-- Start --
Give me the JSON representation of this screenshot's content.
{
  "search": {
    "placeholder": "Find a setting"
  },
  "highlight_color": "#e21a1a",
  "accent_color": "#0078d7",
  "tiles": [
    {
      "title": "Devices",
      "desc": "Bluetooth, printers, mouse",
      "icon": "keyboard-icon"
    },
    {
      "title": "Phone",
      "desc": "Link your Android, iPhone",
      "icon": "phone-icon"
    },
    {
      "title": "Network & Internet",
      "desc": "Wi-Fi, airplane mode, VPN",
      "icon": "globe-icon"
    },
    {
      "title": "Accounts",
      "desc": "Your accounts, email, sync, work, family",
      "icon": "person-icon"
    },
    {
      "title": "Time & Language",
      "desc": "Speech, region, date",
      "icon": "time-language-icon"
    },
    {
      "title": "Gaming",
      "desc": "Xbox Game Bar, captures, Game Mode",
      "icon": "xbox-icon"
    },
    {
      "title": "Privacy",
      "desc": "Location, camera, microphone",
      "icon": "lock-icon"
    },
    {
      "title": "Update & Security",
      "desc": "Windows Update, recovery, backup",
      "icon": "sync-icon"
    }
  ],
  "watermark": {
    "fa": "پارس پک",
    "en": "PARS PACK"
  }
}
-- End --
Pick out every line holding the string "title" and return it.

      "title": "Devices",
      "title": "Phone",
      "title": "Network & Internet",
      "title": "Accounts",
      "title": "Time & Language",
      "title": "Gaming",
      "title": "Privacy",
      "title": "Update & Security",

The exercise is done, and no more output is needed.